> **Short task**
Each entry below should be returned exactly as is, with the pictures removed.

Dataset items:
★ ★ ★

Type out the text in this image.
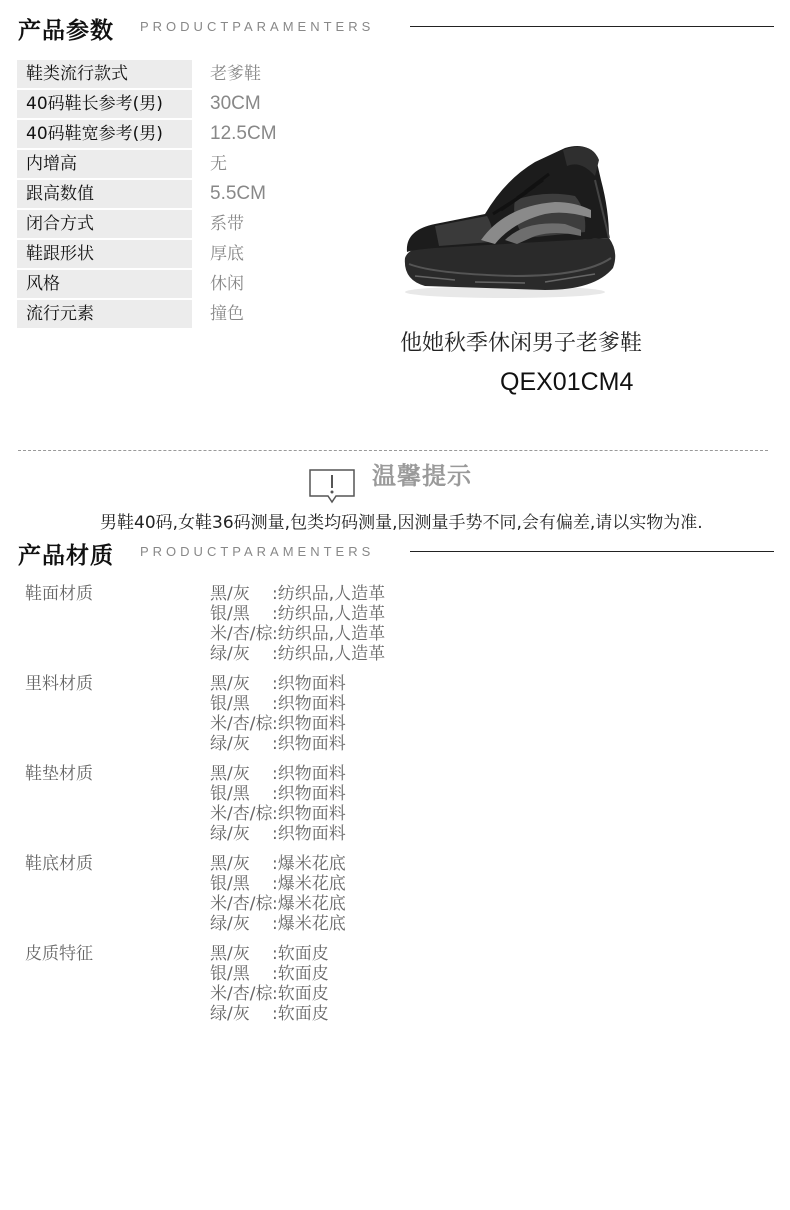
产品参数 PRODUCTPARAMENTERS
鞋类流行款式	老爹鞋
40码鞋长参考(男)	30CM
40码鞋宽参考(男)	12.5CM
内增高	无
跟高数值	5.5CM
闭合方式	系带
鞋跟形状	厚底
风格	休闲
流行元素	撞色
他她秋季休闲男子老爹鞋
QEX01CM4
温馨提示
男鞋40码,女鞋36码测量,包类均码测量,因测量手势不同,会有偏差,请以实物为准.
产品材质 PRODUCTPARAMENTERS
鞋面材质	黑/灰 :纺织品,人造革
银/黑 :纺织品,人造革
米/杏/棕 :纺织品,人造革
绿/灰 :纺织品,人造革
里料材质	黑/灰 :织物面料
银/黑 :织物面料
米/杏/棕 :织物面料
绿/灰 :织物面料
鞋垫材质	黑/灰 :织物面料
银/黑 :织物面料
米/杏/棕 :织物面料
绿/灰 :织物面料
鞋底材质	黑/灰 :爆米花底
银/黑 :爆米花底
米/杏/棕 :爆米花底
绿/灰 :爆米花底
皮质特征	黑/灰 :软面皮
银/黑 :软面皮
米/杏/棕 :软面皮
绿/灰 :软面皮
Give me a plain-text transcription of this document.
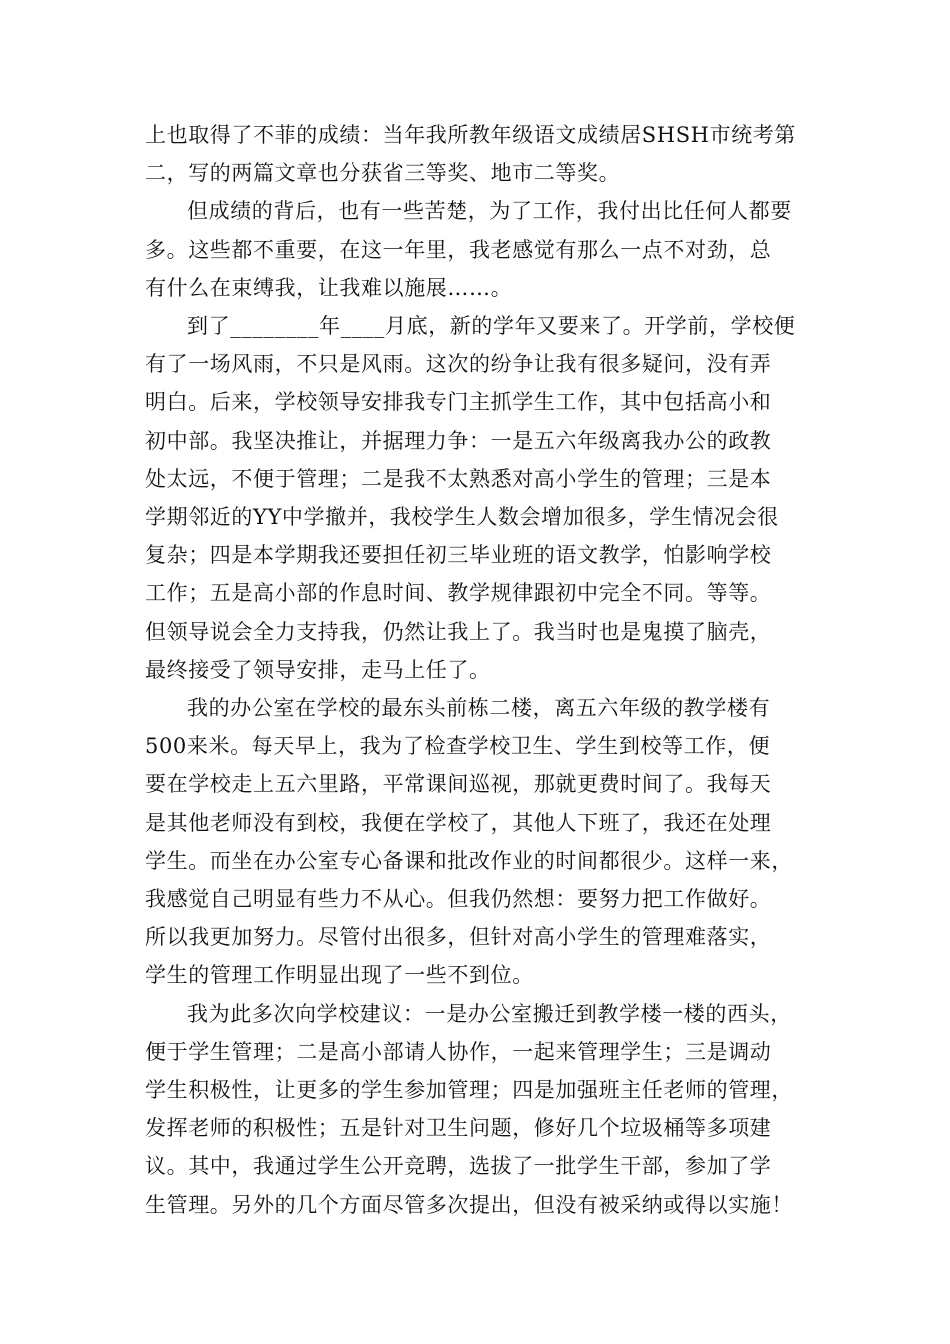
上也取得了不菲的成绩：当年我所教年级语文成绩居SHSH市统考第
二，写的两篇文章也分获省三等奖、地市二等奖。
但成绩的背后，也有一些苦楚，为了工作，我付出比任何人都要
多。这些都不重要，在这一年里，我老感觉有那么一点不对劲，总
有什么在束缚我，让我难以施展……。
到了________年____月底，新的学年又要来了。开学前，学校便
有了一场风雨，不只是风雨。这次的纷争让我有很多疑问，没有弄
明白。后来，学校领导安排我专门主抓学生工作，其中包括高小和
初中部。我坚决推让，并据理力争：一是五六年级离我办公的政教
处太远，不便于管理；二是我不太熟悉对高小学生的管理；三是本
学期邻近的YY中学撤并，我校学生人数会增加很多，学生情况会很
复杂；四是本学期我还要担任初三毕业班的语文教学，怕影响学校
工作；五是高小部的作息时间、教学规律跟初中完全不同。等等。
但领导说会全力支持我，仍然让我上了。我当时也是鬼摸了脑壳，
最终接受了领导安排，走马上任了。
我的办公室在学校的最东头前栋二楼，离五六年级的教学楼有
500来米。每天早上，我为了检查学校卫生、学生到校等工作，便
要在学校走上五六里路，平常课间巡视，那就更费时间了。我每天
是其他老师没有到校，我便在学校了，其他人下班了，我还在处理
学生。而坐在办公室专心备课和批改作业的时间都很少。这样一来，
我感觉自己明显有些力不从心。但我仍然想：要努力把工作做好。
所以我更加努力。尽管付出很多，但针对高小学生的管理难落实，
学生的管理工作明显出现了一些不到位。
我为此多次向学校建议：一是办公室搬迁到教学楼一楼的西头，
便于学生管理；二是高小部请人协作，一起来管理学生；三是调动
学生积极性，让更多的学生参加管理；四是加强班主任老师的管理，
发挥老师的积极性；五是针对卫生问题，修好几个垃圾桶等多项建
议。其中，我通过学生公开竞聘，选拔了一批学生干部，参加了学
生管理。另外的几个方面尽管多次提出，但没有被采纳或得以实施！
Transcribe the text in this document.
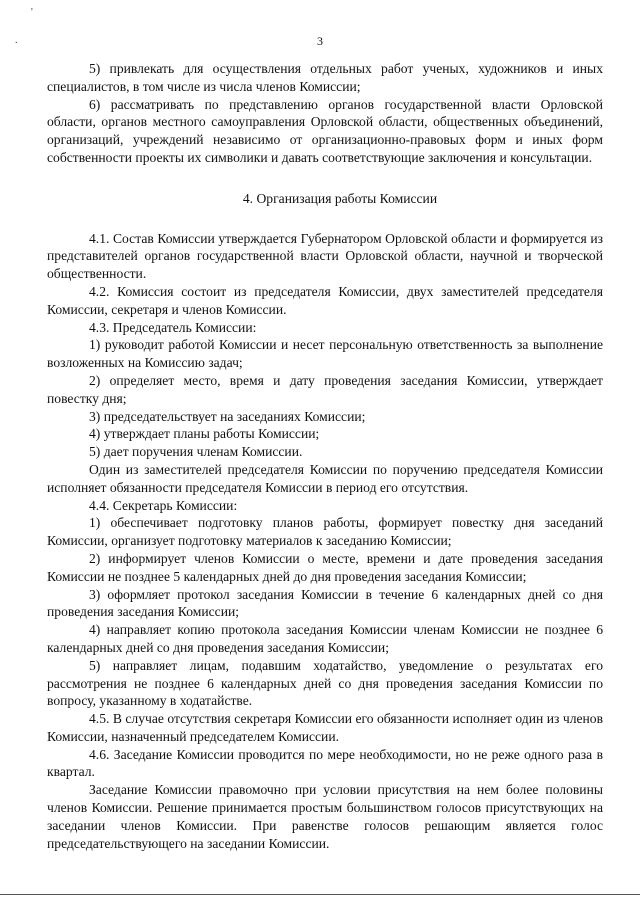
'
.	3

5) привлекать для осуществления отдельных работ ученых, художников и иных специалистов, в том числе из числа членов Комиссии;

6) рассматривать по представлению органов государственной власти Орловской области, органов местного самоуправления Орловской области, общественных объединений, организаций, учреждений независимо от организационно-правовых форм и иных форм собственности проекты их символики и давать соответствующие заключения и консультации.

4. Организация работы Комиссии

4.1. Состав Комиссии утверждается Губернатором Орловской области и формируется из представителей органов государственной власти Орловской области, научной и творческой общественности.

4.2. Комиссия состоит из председателя Комиссии, двух заместителей председателя Комиссии, секретаря и членов Комиссии.

4.3. Председатель Комиссии:

1) руководит работой Комиссии и несет персональную ответственность за выполнение возложенных на Комиссию задач;

2) определяет место, время и дату проведения заседания Комиссии, утверждает повестку дня;

3) председательствует на заседаниях Комиссии;

4) утверждает планы работы Комиссии;

5) дает поручения членам Комиссии.

Один из заместителей председателя Комиссии по поручению председателя Комиссии исполняет обязанности председателя Комиссии в период его отсутствия.

4.4. Секретарь Комиссии:

1) обеспечивает подготовку планов работы, формирует повестку дня заседаний Комиссии, организует подготовку материалов к заседанию Комиссии;

2) информирует членов Комиссии о месте, времени и дате проведения заседания Комиссии не позднее 5 календарных дней до дня проведения заседания Комиссии;

3) оформляет протокол заседания Комиссии в течение 6 календарных дней со дня проведения заседания Комиссии;

4) направляет копию протокола заседания Комиссии членам Комиссии не позднее 6 календарных дней со дня проведения заседания Комиссии;

5) направляет лицам, подавшим ходатайство, уведомление о результатах его рассмотрения не позднее 6 календарных дней со дня проведения заседания Комиссии по вопросу, указанному в ходатайстве.

4.5. В случае отсутствия секретаря Комиссии его обязанности исполняет один из членов Комиссии, назначенный председателем Комиссии.

4.6. Заседание Комиссии проводится по мере необходимости, но не реже одного раза в квартал.

Заседание Комиссии правомочно при условии присутствия на нем более половины членов Комиссии. Решение принимается простым большинством голосов присутствующих на заседании членов Комиссии. При равенстве голосов решающим является голос председательствующего на заседании Комиссии.
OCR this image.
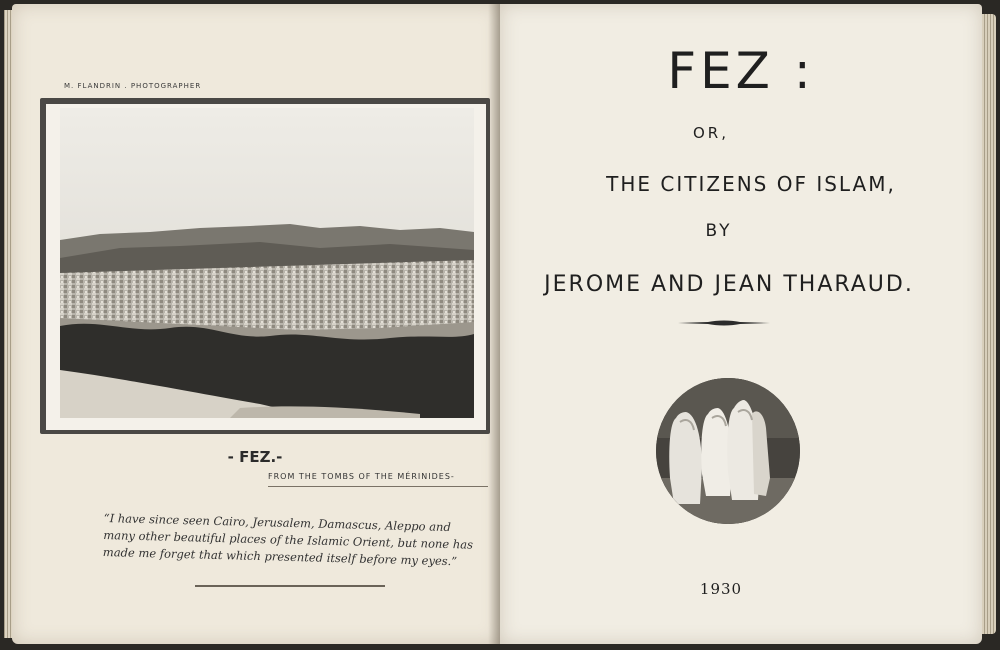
M. FLANDRIN . PHOTOGRAPHER
- FEZ.-
FROM THE TOMBS OF THE MÉRINIDES-
“I have since seen Cairo, Jerusalem, Damascus, Aleppo and many other beautiful places of the Islamic Orient, but none has made me forget that which presented itself before my eyes.”
FEZ :
OR,
THE CITIZENS OF ISLAM,
BY
JEROME AND JEAN THARAUD.
1930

★ ★ ★

> **Response below**
Type out the text in this image.
产品参数 PRODUCTPARAMENTERS
鞋类流行款式	老爹鞋
40码鞋长参考(男)	30CM
40码鞋宽参考(男)	12.5CM
内增高	无
跟高数值	5.5CM
闭合方式	系带
鞋跟形状	厚底
风格	休闲
流行元素	撞色
他她秋季休闲男子老爹鞋
QEX01CM4
温馨提示
男鞋40码,女鞋36码测量,包类均码测量,因测量手势不同,会有偏差,请以实物为准.
产品材质 PRODUCTPARAMENTERS
鞋面材质	黑/灰 :纺织品,人造革
银/黑 :纺织品,人造革
米/杏/棕 :纺织品,人造革
绿/灰 :纺织品,人造革
里料材质	黑/灰 :织物面料
银/黑 :织物面料
米/杏/棕 :织物面料
绿/灰 :织物面料
鞋垫材质	黑/灰 :织物面料
银/黑 :织物面料
米/杏/棕 :织物面料
绿/灰 :织物面料
鞋底材质	黑/灰 :爆米花底
银/黑 :爆米花底
米/杏/棕 :爆米花底
绿/灰 :爆米花底
皮质特征	黑/灰 :软面皮
银/黑 :软面皮
米/杏/棕 :软面皮
绿/灰 :软面皮
Give me a plain-text transcription of this document.
上也取得了不菲的成绩：当年我所教年级语文成绩居SHSH市统考第
二，写的两篇文章也分获省三等奖、地市二等奖。
但成绩的背后，也有一些苦楚，为了工作，我付出比任何人都要
多。这些都不重要，在这一年里，我老感觉有那么一点不对劲，总
有什么在束缚我，让我难以施展……。
到了________年____月底，新的学年又要来了。开学前，学校便
有了一场风雨，不只是风雨。这次的纷争让我有很多疑问，没有弄
明白。后来，学校领导安排我专门主抓学生工作，其中包括高小和
初中部。我坚决推让，并据理力争：一是五六年级离我办公的政教
处太远，不便于管理；二是我不太熟悉对高小学生的管理；三是本
学期邻近的YY中学撤并，我校学生人数会增加很多，学生情况会很
复杂；四是本学期我还要担任初三毕业班的语文教学，怕影响学校
工作；五是高小部的作息时间、教学规律跟初中完全不同。等等。
但领导说会全力支持我，仍然让我上了。我当时也是鬼摸了脑壳，
最终接受了领导安排，走马上任了。
我的办公室在学校的最东头前栋二楼，离五六年级的教学楼有
500来米。每天早上，我为了检查学校卫生、学生到校等工作，便
要在学校走上五六里路，平常课间巡视，那就更费时间了。我每天
是其他老师没有到校，我便在学校了，其他人下班了，我还在处理
学生。而坐在办公室专心备课和批改作业的时间都很少。这样一来，
我感觉自己明显有些力不从心。但我仍然想：要努力把工作做好。
所以我更加努力。尽管付出很多，但针对高小学生的管理难落实，
学生的管理工作明显出现了一些不到位。
我为此多次向学校建议：一是办公室搬迁到教学楼一楼的西头，
便于学生管理；二是高小部请人协作，一起来管理学生；三是调动
学生积极性，让更多的学生参加管理；四是加强班主任老师的管理，
发挥老师的积极性；五是针对卫生问题，修好几个垃圾桶等多项建
议。其中，我通过学生公开竞聘，选拔了一批学生干部，参加了学
生管理。另外的几个方面尽管多次提出，但没有被采纳或得以实施！
Transcribe the text in this document.
'
.	3

5) привлекать для осуществления отдельных работ ученых, художников и иных специалистов, в том числе из числа членов Комиссии;

6) рассматривать по представлению органов государственной власти Орловской области, органов местного самоуправления Орловской области, общественных объединений, организаций, учреждений независимо от организационно-правовых форм и иных форм собственности проекты их символики и давать соответствующие заключения и консультации.

4. Организация работы Комиссии

4.1. Состав Комиссии утверждается Губернатором Орловской области и формируется из представителей органов государственной власти Орловской области, научной и творческой общественности.

4.2. Комиссия состоит из председателя Комиссии, двух заместителей председателя Комиссии, секретаря и членов Комиссии.

4.3. Председатель Комиссии:

1) руководит работой Комиссии и несет персональную ответственность за выполнение возложенных на Комиссию задач;

2) определяет место, время и дату проведения заседания Комиссии, утверждает повестку дня;

3) председательствует на заседаниях Комиссии;

4) утверждает планы работы Комиссии;

5) дает поручения членам Комиссии.

Один из заместителей председателя Комиссии по поручению председателя Комиссии исполняет обязанности председателя Комиссии в период его отсутствия.

4.4. Секретарь Комиссии:

1) обеспечивает подготовку планов работы, формирует повестку дня заседаний Комиссии, организует подготовку материалов к заседанию Комиссии;

2) информирует членов Комиссии о месте, времени и дате проведения заседания Комиссии не позднее 5 календарных дней до дня проведения заседания Комиссии;

3) оформляет протокол заседания Комиссии в течение 6 календарных дней со дня проведения заседания Комиссии;

4) направляет копию протокола заседания Комиссии членам Комиссии не позднее 6 календарных дней со дня проведения заседания Комиссии;

5) направляет лицам, подавшим ходатайство, уведомление о результатах его рассмотрения не позднее 6 календарных дней со дня проведения заседания Комиссии по вопросу, указанному в ходатайстве.

4.5. В случае отсутствия секретаря Комиссии его обязанности исполняет один из членов Комиссии, назначенный председателем Комиссии.

4.6. Заседание Комиссии проводится по мере необходимости, но не реже одного раза в квартал.

Заседание Комиссии правомочно при условии присутствия на нем более половины членов Комиссии. Решение принимается простым большинством голосов присутствующих на заседании членов Комиссии. При равенстве голосов решающим является голос председательствующего на заседании Комиссии.
OCR this image.
M. FLANDRIN . PHOTOGRAPHER
- FEZ.-
FROM THE TOMBS OF THE MÉRINIDES-
“I have since seen Cairo, Jerusalem, Damascus, Aleppo and many other beautiful places of the Islamic Orient, but none has made me forget that which presented itself before my eyes.”
FEZ :
OR,
THE CITIZENS OF ISLAM,
BY
JEROME AND JEAN THARAUD.
1930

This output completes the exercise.